WHAT THIS TASK INVOLVES> Wherever the word "padding" shows up in a line, please copy that line.
___
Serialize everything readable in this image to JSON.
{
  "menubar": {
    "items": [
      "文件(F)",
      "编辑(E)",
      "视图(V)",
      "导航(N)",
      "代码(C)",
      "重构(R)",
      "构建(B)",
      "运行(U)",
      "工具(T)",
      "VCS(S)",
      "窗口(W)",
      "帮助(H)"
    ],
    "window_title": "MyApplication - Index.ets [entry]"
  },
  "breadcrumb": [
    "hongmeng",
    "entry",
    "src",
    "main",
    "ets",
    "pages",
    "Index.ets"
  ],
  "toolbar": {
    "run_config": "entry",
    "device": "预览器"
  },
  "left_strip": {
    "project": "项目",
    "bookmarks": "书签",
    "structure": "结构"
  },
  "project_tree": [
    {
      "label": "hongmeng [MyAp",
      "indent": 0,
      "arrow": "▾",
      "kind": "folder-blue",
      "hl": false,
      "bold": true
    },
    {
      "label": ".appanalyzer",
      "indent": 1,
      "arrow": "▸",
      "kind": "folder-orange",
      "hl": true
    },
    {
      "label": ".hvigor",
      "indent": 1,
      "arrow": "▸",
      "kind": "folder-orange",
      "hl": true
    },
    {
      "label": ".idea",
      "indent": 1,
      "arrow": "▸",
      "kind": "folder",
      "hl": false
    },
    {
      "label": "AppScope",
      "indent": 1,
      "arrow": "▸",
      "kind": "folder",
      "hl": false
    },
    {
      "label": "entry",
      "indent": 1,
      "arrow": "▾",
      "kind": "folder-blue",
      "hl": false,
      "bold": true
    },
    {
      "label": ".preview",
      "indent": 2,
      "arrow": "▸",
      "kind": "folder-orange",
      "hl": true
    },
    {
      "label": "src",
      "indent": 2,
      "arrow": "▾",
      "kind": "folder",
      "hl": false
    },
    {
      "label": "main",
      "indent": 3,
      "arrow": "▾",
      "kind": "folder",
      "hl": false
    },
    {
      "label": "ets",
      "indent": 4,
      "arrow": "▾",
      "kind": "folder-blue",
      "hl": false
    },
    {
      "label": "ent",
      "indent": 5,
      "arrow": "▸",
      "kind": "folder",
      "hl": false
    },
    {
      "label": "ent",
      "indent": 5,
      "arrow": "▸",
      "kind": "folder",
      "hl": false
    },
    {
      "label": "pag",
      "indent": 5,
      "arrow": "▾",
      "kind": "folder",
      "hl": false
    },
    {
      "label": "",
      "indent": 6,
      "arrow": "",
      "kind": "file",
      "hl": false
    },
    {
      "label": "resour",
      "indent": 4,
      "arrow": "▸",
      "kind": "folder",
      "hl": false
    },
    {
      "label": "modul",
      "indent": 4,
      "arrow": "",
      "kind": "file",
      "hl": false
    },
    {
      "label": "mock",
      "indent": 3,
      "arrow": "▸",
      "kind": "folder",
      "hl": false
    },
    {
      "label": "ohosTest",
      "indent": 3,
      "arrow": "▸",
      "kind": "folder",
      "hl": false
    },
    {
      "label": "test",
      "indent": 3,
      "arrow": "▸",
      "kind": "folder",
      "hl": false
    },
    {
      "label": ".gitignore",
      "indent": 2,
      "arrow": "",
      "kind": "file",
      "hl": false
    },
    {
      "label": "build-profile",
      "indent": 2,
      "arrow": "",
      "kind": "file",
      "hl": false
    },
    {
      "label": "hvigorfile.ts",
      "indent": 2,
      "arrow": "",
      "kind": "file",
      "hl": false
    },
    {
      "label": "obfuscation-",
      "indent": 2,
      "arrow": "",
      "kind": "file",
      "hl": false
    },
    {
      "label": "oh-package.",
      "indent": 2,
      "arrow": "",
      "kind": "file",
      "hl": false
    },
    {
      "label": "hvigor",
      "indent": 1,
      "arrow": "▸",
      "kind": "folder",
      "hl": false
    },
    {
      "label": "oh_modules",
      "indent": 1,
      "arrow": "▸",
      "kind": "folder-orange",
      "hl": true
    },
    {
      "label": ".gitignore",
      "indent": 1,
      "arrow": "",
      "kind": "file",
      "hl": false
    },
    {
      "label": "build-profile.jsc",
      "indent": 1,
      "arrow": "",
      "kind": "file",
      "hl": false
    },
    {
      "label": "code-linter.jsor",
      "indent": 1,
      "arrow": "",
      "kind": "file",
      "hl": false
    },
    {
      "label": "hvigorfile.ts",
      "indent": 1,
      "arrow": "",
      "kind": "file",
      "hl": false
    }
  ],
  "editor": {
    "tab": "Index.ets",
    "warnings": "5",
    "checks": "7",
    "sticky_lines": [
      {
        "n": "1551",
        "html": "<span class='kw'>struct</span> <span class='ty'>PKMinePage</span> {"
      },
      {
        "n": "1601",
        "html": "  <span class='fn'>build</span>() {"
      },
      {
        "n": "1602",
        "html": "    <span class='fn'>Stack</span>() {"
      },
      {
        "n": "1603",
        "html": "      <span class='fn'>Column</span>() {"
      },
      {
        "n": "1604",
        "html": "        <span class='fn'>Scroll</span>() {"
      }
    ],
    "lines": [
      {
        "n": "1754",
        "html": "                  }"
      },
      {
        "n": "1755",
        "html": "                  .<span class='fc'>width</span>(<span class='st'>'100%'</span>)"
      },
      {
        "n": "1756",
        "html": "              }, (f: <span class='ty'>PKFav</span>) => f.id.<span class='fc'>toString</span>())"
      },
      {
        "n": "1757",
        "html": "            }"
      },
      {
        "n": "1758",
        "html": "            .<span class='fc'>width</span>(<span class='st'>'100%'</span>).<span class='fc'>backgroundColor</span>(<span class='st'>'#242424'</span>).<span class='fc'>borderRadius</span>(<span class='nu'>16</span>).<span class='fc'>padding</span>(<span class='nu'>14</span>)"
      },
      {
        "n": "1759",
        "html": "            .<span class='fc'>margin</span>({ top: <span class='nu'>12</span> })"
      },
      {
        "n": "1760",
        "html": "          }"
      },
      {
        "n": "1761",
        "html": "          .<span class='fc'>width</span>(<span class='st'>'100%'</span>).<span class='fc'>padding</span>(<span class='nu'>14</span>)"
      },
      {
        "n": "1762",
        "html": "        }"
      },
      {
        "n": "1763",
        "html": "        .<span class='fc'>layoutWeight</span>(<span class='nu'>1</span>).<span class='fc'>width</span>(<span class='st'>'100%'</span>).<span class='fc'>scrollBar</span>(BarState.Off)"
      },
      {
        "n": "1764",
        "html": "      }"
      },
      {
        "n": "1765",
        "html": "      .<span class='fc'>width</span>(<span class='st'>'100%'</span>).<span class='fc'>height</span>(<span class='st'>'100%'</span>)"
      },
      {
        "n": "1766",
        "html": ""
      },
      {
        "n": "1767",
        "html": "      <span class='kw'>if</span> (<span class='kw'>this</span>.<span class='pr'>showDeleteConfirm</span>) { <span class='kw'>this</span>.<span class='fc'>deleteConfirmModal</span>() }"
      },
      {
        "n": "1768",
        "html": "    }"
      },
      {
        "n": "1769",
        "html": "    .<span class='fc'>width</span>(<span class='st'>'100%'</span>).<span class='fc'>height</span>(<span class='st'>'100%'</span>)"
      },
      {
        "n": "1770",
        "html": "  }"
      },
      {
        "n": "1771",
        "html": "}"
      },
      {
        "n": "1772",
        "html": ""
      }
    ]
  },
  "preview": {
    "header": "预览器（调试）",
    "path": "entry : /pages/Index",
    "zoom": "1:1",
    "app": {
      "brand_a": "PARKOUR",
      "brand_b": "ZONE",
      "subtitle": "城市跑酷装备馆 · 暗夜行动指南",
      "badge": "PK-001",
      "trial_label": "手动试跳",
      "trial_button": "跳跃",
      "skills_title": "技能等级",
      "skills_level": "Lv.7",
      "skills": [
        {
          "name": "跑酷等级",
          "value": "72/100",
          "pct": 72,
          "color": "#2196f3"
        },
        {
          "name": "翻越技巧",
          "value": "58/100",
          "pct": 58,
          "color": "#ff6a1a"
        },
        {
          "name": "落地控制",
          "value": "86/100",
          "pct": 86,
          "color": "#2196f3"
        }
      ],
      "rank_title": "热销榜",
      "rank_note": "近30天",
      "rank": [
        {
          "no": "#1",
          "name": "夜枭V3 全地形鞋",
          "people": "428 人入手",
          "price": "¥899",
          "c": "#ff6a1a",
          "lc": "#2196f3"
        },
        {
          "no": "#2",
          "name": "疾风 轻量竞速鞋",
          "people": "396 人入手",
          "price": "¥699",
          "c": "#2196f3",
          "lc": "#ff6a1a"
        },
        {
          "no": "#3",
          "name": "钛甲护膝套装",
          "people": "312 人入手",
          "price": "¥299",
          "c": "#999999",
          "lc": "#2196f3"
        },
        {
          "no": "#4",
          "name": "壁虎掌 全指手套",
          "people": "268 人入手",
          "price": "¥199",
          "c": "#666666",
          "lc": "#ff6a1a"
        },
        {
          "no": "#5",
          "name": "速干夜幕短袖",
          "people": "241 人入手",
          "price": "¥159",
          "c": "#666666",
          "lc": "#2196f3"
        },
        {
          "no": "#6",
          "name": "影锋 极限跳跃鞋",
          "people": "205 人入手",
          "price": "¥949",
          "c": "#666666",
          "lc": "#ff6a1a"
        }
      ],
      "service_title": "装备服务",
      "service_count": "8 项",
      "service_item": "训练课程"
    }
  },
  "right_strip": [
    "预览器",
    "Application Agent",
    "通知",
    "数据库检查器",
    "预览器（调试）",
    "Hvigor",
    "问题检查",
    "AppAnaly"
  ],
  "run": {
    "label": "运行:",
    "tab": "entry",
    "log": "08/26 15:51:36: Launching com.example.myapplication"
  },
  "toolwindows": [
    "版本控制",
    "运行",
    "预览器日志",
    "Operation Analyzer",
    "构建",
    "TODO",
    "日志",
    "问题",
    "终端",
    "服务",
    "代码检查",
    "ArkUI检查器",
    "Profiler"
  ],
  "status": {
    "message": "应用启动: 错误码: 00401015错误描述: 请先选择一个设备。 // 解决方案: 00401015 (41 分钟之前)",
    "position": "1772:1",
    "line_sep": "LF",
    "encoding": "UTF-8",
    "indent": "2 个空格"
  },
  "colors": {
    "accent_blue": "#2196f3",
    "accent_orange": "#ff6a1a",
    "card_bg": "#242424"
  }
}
___
REPLY>
        "html": "            .<span class='fc'>width</span>(<span class='st'>'100%'</span>).<span class='fc'>backgroundColor</span>(<span class='st'>'#242424'</span>).<span class='fc'>borderRadius</span>(<span class='nu'>16</span>).<span class='fc'>padding</span>(<span class='nu'>14</span>)"
        "html": "          .<span class='fc'>width</span>(<span class='st'>'100%'</span>).<span class='fc'>padding</span>(<span class='nu'>14</span>)"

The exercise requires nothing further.